Written problem
Write out exactly the lines between the line containing "Type out the text in this image." and the end of the records, counting both ends, and leave out all pictures.

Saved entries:
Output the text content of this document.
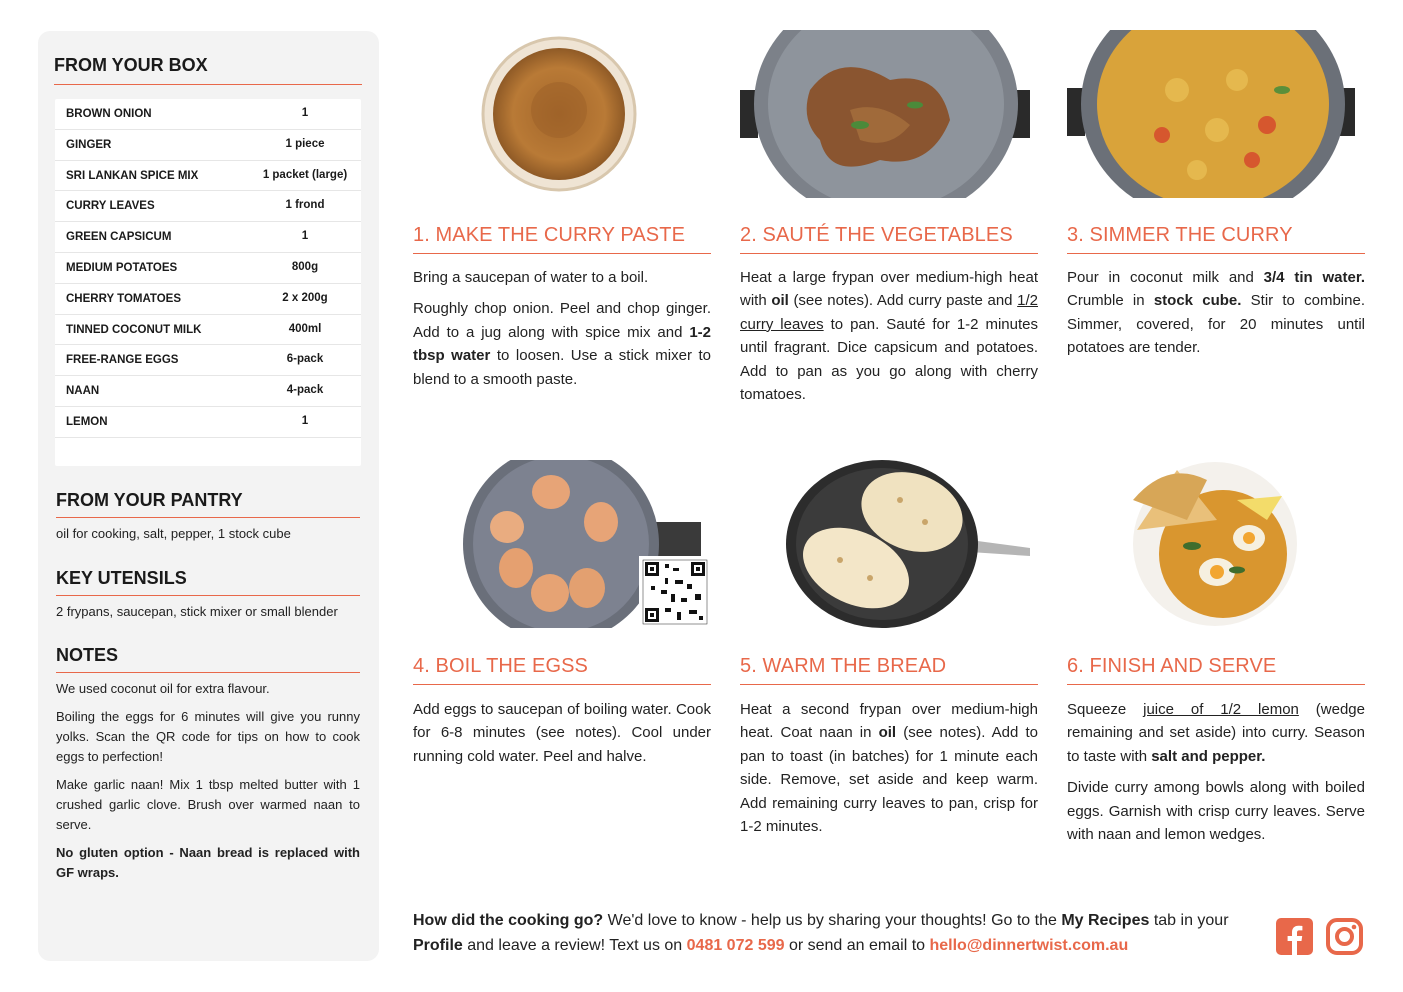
FROM YOUR BOX
BROWN ONION	1
GINGER	1 piece
SRI LANKAN SPICE MIX	1 packet (large)
CURRY LEAVES	1 frond
GREEN CAPSICUM	1
MEDIUM POTATOES	800g
CHERRY TOMATOES	2 x 200g
TINNED COCONUT MILK	400ml
FREE-RANGE EGGS	6-pack
NAAN	4-pack
LEMON	1
FROM YOUR PANTRY
oil for cooking, salt, pepper, 1 stock cube
KEY UTENSILS
2 frypans, saucepan, stick mixer or small blender
NOTES

We used coconut oil for extra flavour.

Boiling the eggs for 6 minutes will give you runny yolks. Scan the QR code for tips on how to cook eggs to perfection!

Make garlic naan! Mix 1 tbsp melted butter with 1 crushed garlic clove. Brush over warmed naan to serve.

No gluten option - Naan bread is replaced with GF wraps.

1. MAKE THE CURRY PASTE

Bring a saucepan of water to a boil.

Roughly chop onion. Peel and chop ginger. Add to a jug along with spice mix and 1-2 tbsp water to loosen. Use a stick mixer to blend to a smooth paste.

2. SAUTÉ THE VEGETABLES

Heat a large frypan over medium-high heat with oil (see notes). Add curry paste and 1/2 curry leaves to pan. Sauté for 1-2 minutes until fragrant. Dice capsicum and potatoes. Add to pan as you go along with cherry tomatoes.

3. SIMMER THE CURRY

Pour in coconut milk and 3/4 tin water. Crumble in stock cube. Stir to combine. Simmer, covered, for 20 minutes until potatoes are tender.

4. BOIL THE EGSS

Add eggs to saucepan of boiling water. Cook for 6-8 minutes (see notes). Cool under running cold water. Peel and halve.

5. WARM THE BREAD

Heat a second frypan over medium-high heat. Coat naan in oil (see notes). Add to pan to toast (in batches) for 1 minute each side. Remove, set aside and keep warm. Add remaining curry leaves to pan, crisp for 1-2 minutes.

6. FINISH AND SERVE

Squeeze juice of 1/2 lemon (wedge remaining and set aside) into curry. Season to taste with salt and pepper.

Divide curry among bowls along with boiled eggs. Garnish with crisp curry leaves. Serve with naan and lemon wedges.

How did the cooking go? We'd love to know - help us by sharing your thoughts! Go to the My Recipes tab in your Profile and leave a review! Text us on 0481 072 599 or send an email to hello@dinnertwist.com.au
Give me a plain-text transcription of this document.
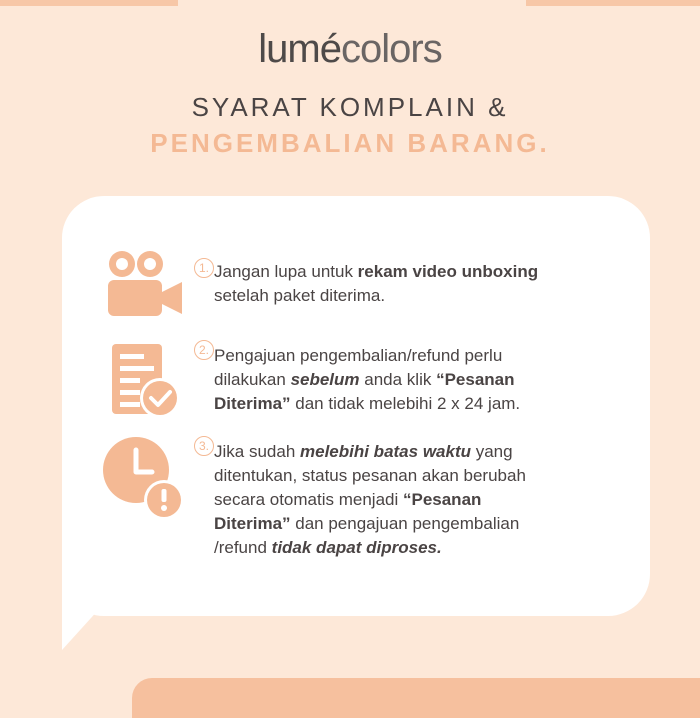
lumécolors
SYARAT KOMPLAIN &
PENGEMBALIAN BARANG.
1. Jangan lupa untuk rekam video unboxing
setelah paket diterima.
2. Pengajuan pengembalian/refund perlu
dilakukan sebelum anda klik “Pesanan
Diterima” dan tidak melebihi 2 x 24 jam.
3. Jika sudah melebihi batas waktu yang
ditentukan, status pesanan akan berubah
secara otomatis menjadi “Pesanan
Diterima” dan pengajuan pengembalian
/refund tidak dapat diproses.
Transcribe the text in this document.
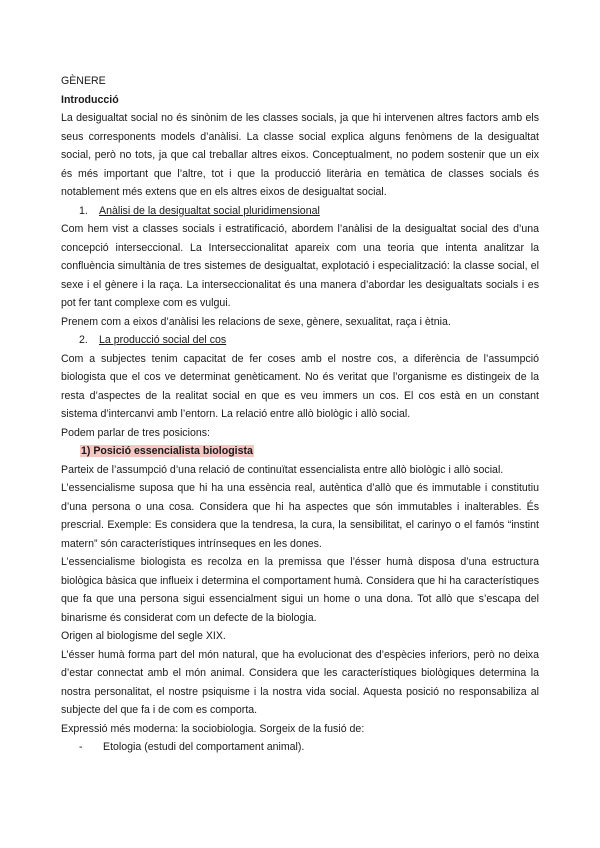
GÈNERE

Introducció

La desigualtat social no és sinònim de les classes socials, ja que hi intervenen altres factors amb els seus corresponents models d’anàlisi. La classe social explica alguns fenòmens de la desigualtat social, però no tots, ja que cal treballar altres eixos. Conceptualment, no podem sostenir que un eix és més important que l’altre, tot i que la producció literària en temàtica de classes socials és notablement més extens que en els altres eixos de desigualtat social.

1.	Anàlisi de la desigualtat social pluridimensional

Com hem vist a classes socials i estratificació, abordem l’anàlisi de la desigualtat social des d’una concepció interseccional. La Interseccionalitat apareix com una teoria que intenta analitzar la confluència simultània de tres sistemes de desigualtat, explotació i especialització: la classe social, el sexe i el gènere i la raça. La interseccionalitat és una manera d’abordar les desigualtats socials i es pot fer tant complexe com es vulgui.

Prenem com a eixos d’anàlisi les relacions de sexe, gènere, sexualitat, raça i ètnia.

2.	La producció social del cos

Com a subjectes tenim capacitat de fer coses amb el nostre cos, a diferència de l’assumpció biologista que el cos ve determinat genèticament. No és veritat que l’organisme es distingeix de la resta d’aspectes de la realitat social en que es veu immers un cos. El cos està en un constant sistema d’intercanvi amb l’entorn. La relació entre allò biològic i allò social.

Podem parlar de tres posicions:

1) Posició essencialista biologista

Parteix de l’assumpció d’una relació de continuïtat essencialista entre allò biològic i allò social.

L’essencialisme suposa que hi ha una essència real, autèntica d’allò que és immutable i constitutiu d’una persona o una cosa. Considera que hi ha aspectes que són immutables i inalterables. És prescrial. Exemple: Es considera que la tendresa, la cura, la sensibilitat, el carinyo o el famós “instint matern” són característiques intrínseques en les dones.

L’essencialisme biologista es recolza en la premissa que l’ésser humà disposa d’una estructura biològica bàsica que influeix i determina el comportament humà. Considera que hi ha característiques que fa que una persona sigui essencialment sigui un home o una dona. Tot allò que s’escapa del binarisme és considerat com un defecte de la biologia.

Origen al biologisme del segle XIX.

L’ésser humà forma part del món natural, que ha evolucionat des d’espècies inferiors, però no deixa d’estar connectat amb el món animal. Considera que les característiques biològiques determina la nostra personalitat, el nostre psiquisme i la nostra vida social. Aquesta posició no responsabiliza al subjecte del que fa i de com es comporta.

Expressió més moderna: la sociobiologia. Sorgeix de la fusió de:

-	Etologia (estudi del comportament animal).
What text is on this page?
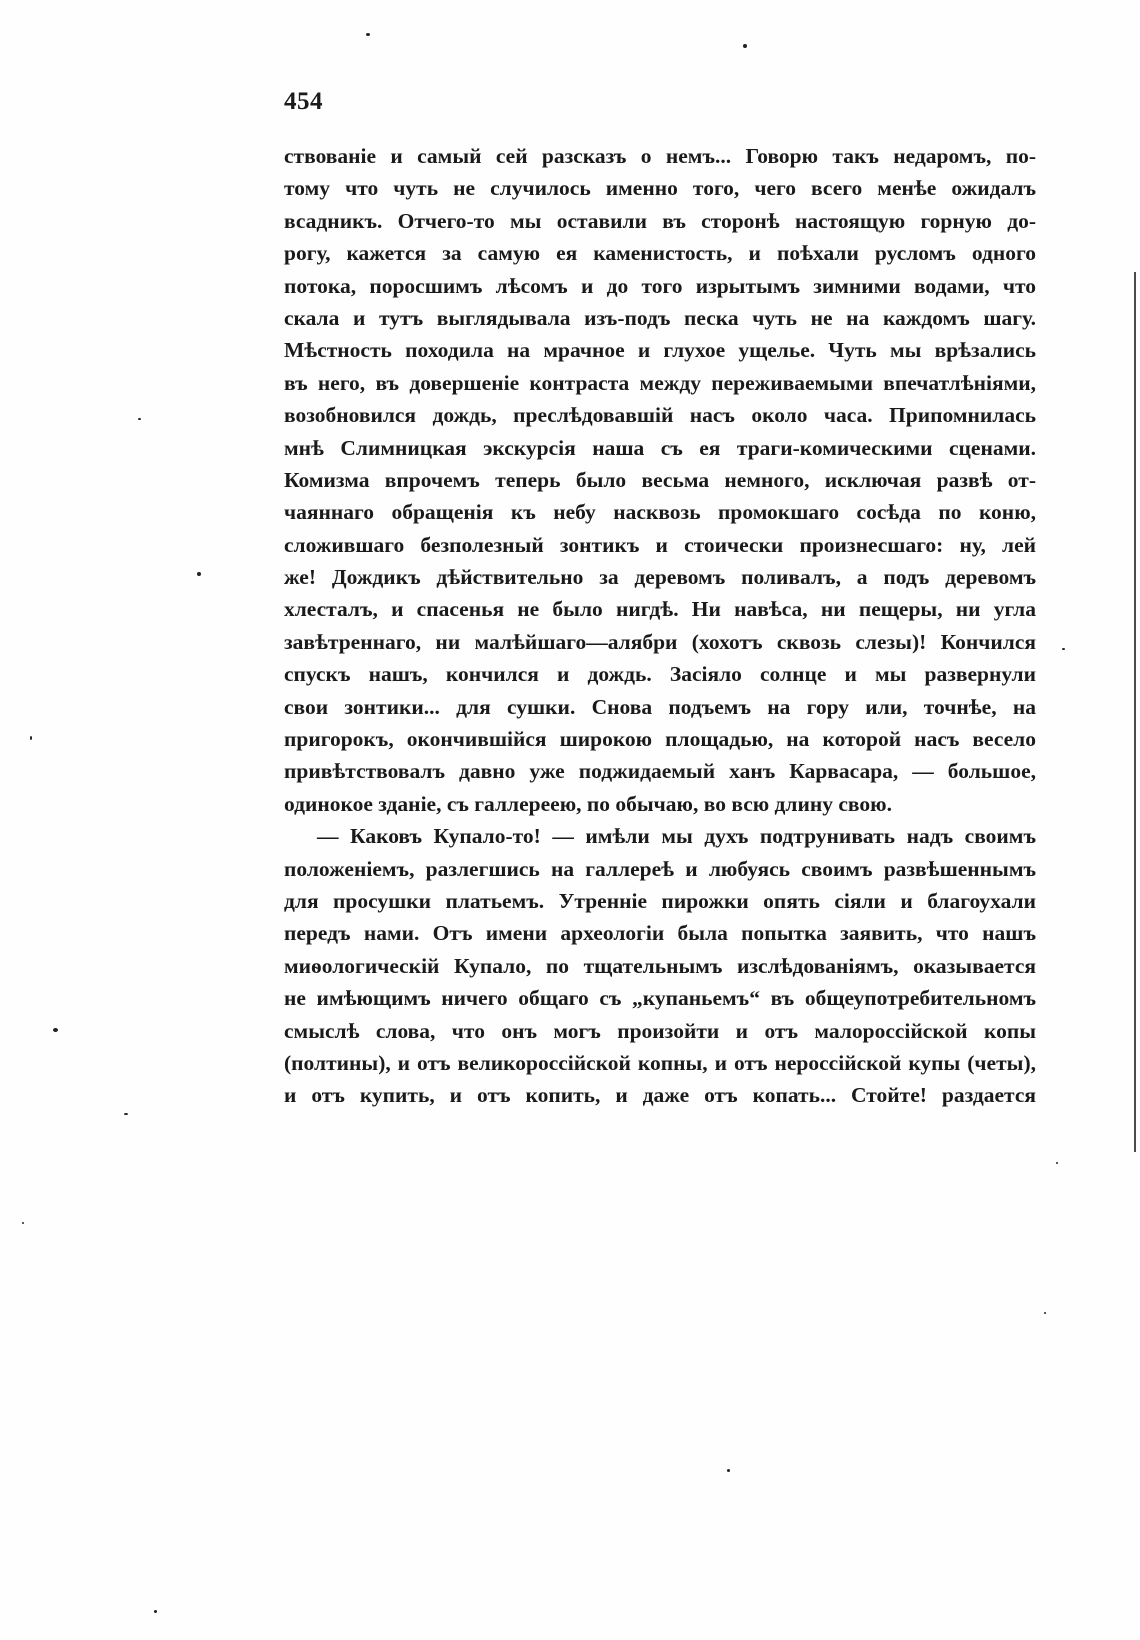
454
ствованіе и самый сей разсказъ о немъ... Говорю такъ недаромъ, по-
тому что чуть не случилось именно того, чего всего менѣе ожидалъ
всадникъ. Отчего-то мы оставили въ сторонѣ настоящую горную до-
рогу, кажется за самую ея каменистость, и поѣхали русломъ одного
потока, поросшимъ лѣсомъ и до того изрытымъ зимними водами, что
скала и тутъ выглядывала изъ-подъ песка чуть не на каждомъ шагу.
Мѣстность походила на мрачное и глухое ущелье. Чуть мы врѣзались
въ него, въ довершеніе контраста между переживаемыми впечатлѣніями,
возобновился дождь, преслѣдовавшій насъ около часа. Припомнилась
мнѣ Слимницкая экскурсія наша съ ея траги-комическими сценами.
Комизма впрочемъ теперь было весьма немного, исключая развѣ от-
чаяннаго обращенія къ небу насквозь промокшаго сосѣда по коню,
сложившаго безполезный зонтикъ и стоически произнесшаго: ну, лей
же! Дождикъ дѣйствительно за деревомъ поливалъ, а подъ деревомъ
хлесталъ, и спасенья не было нигдѣ. Ни навѣса, ни пещеры, ни угла
завѣтреннаго, ни малѣйшаго—алябри (хохотъ сквозь слезы)! Кончился
спускъ нашъ, кончился и дождь. Засіяло солнце и мы развернули
свои зонтики... для сушки. Снова подъемъ на гору или, точнѣе, на
пригорокъ, окончившійся широкою площадью, на которой насъ весело
привѣтствовалъ давно уже поджидаемый ханъ Карвасара, — большое,
одинокое зданіе, съ галлереею, по обычаю, во всю длину свою.
— Каковъ Купало-то! — имѣли мы духъ подтрунивать надъ своимъ
положеніемъ, разлегшись на галлереѣ и любуясь своимъ развѣшеннымъ
для просушки платьемъ. Утренніе пирожки опять сіяли и благоухали
передъ нами. Отъ имени археологіи была попытка заявить, что нашъ
миѳологическій Купало, по тщательнымъ изслѣдованіямъ, оказывается
не имѣющимъ ничего общаго съ „купаньемъ“ въ общеупотребительномъ
смыслѣ слова, что онъ могъ произойти и отъ малороссійской копы
(полтины), и отъ великороссійской копны, и отъ нероссійской купы (четы),
и отъ купить, и отъ копить, и даже отъ копать... Стойте! раздается
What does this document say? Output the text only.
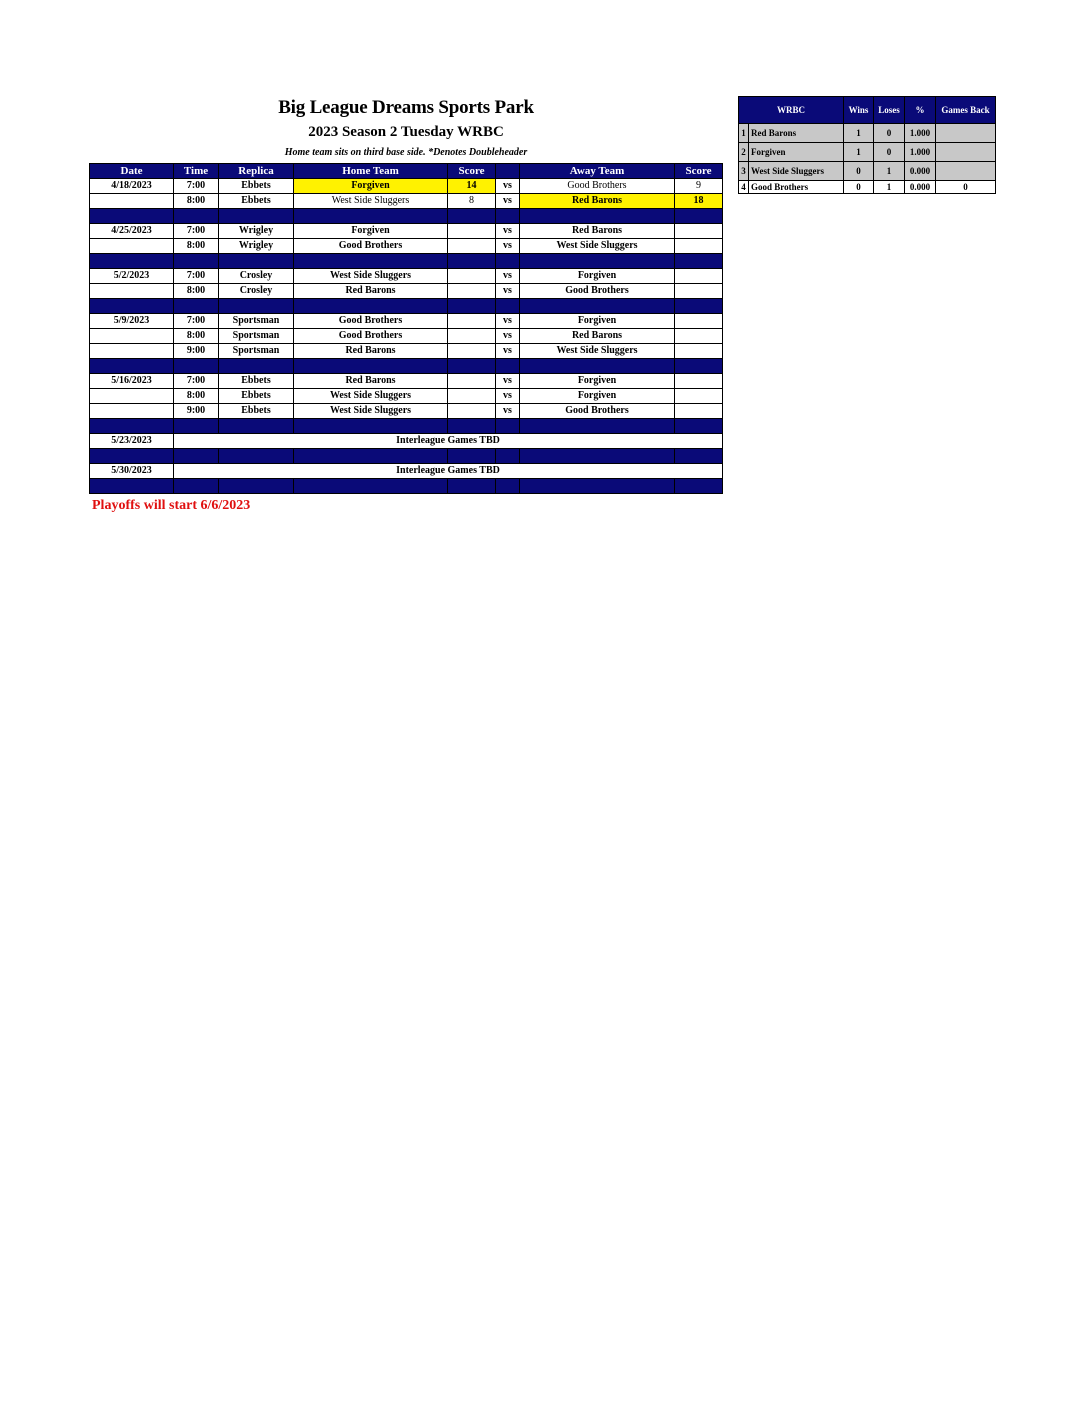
Big League Dreams Sports Park
2023 Season 2 Tuesday WRBC
Home team sits on third base side. *Denotes Doubleheader
Date	Time	Replica	Home Team	Score		Away Team	Score
4/18/2023	7:00	Ebbets	Forgiven	14	vs	Good Brothers	9
	8:00	Ebbets	West Side Sluggers	8	vs	Red Barons	18

4/25/2023	7:00	Wrigley	Forgiven		vs	Red Barons	
	8:00	Wrigley	Good Brothers		vs	West Side Sluggers	

5/2/2023	7:00	Crosley	West Side Sluggers		vs	Forgiven	
	8:00	Crosley	Red Barons		vs	Good Brothers	

5/9/2023	7:00	Sportsman	Good Brothers		vs	Forgiven	
	8:00	Sportsman	Good Brothers		vs	Red Barons	
	9:00	Sportsman	Red Barons		vs	West Side Sluggers	

5/16/2023	7:00	Ebbets	Red Barons		vs	Forgiven	
	8:00	Ebbets	West Side Sluggers		vs	Forgiven	
	9:00	Ebbets	West Side Sluggers		vs	Good Brothers	

5/23/2023	Interleague Games TBD						

5/30/2023	Interleague Games TBD						

WRBC		Wins	Loses	%	Games Back
1	Red Barons	1	0	1.000	
2	Forgiven	1	0	1.000	
3	West Side Sluggers	0	1	0.000	
4	Good Brothers	0	1	0.000	0
Playoffs will start 6/6/2023
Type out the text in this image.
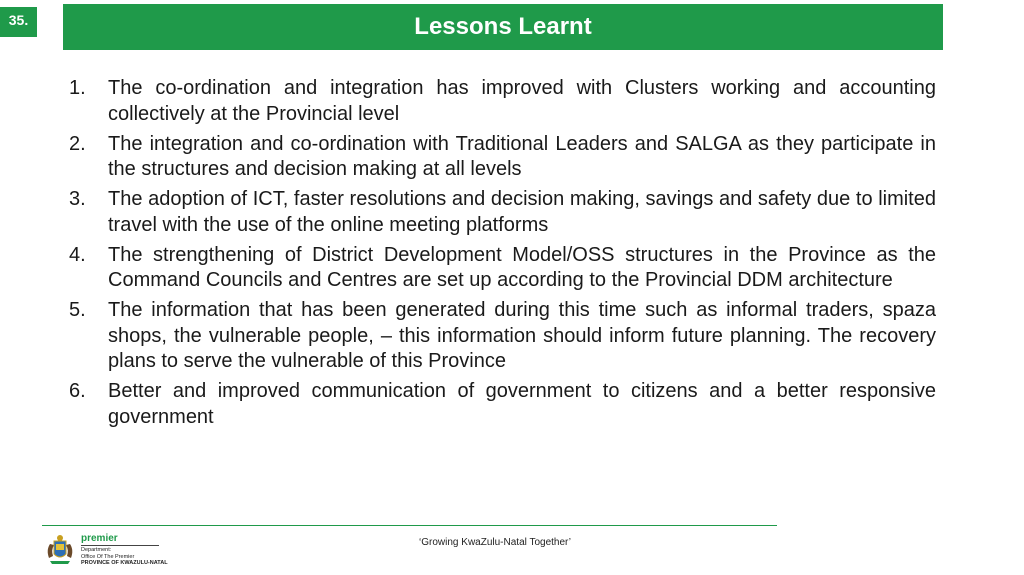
35.	Lessons Learnt
1. The co-ordination and integration has improved with Clusters working and accounting collectively at the Provincial level
2. The integration and co-ordination with Traditional Leaders and SALGA as they participate in the structures and decision making at all levels
3. The adoption of ICT, faster resolutions and decision making, savings and safety due to limited travel with the use of the online meeting platforms
4. The strengthening of District Development Model/OSS structures in the Province as the Command Councils and Centres are set up according to the Provincial DDM architecture
5. The information that has been generated during this time such as informal traders, spaza shops, the vulnerable people, – this information should inform future planning. The recovery plans to serve the vulnerable of this Province
6. Better and improved communication of government to citizens and a better responsive government
premier
Department:
Office Of The Premier
PROVINCE OF KWAZULU-NATAL
‘Growing KwaZulu-Natal Together’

Output for this exercise
Type out the text in this image.
35.	Lessons Learnt
1. The co-ordination and integration has improved with Clusters working and accounting collectively at the Provincial level
2. The integration and co-ordination with Traditional Leaders and SALGA as they participate in the structures and decision making at all levels
3. The adoption of ICT, faster resolutions and decision making, savings and safety due to limited travel with the use of the online meeting platforms
4. The strengthening of District Development Model/OSS structures in the Province as the Command Councils and Centres are set up according to the Provincial DDM architecture
5. The information that has been generated during this time such as informal traders, spaza shops, the vulnerable people, – this information should inform future planning. The recovery plans to serve the vulnerable of this Province
6. Better and improved communication of government to citizens and a better responsive government
premier
Department:
Office Of The Premier
PROVINCE OF KWAZULU-NATAL
‘Growing KwaZulu-Natal Together’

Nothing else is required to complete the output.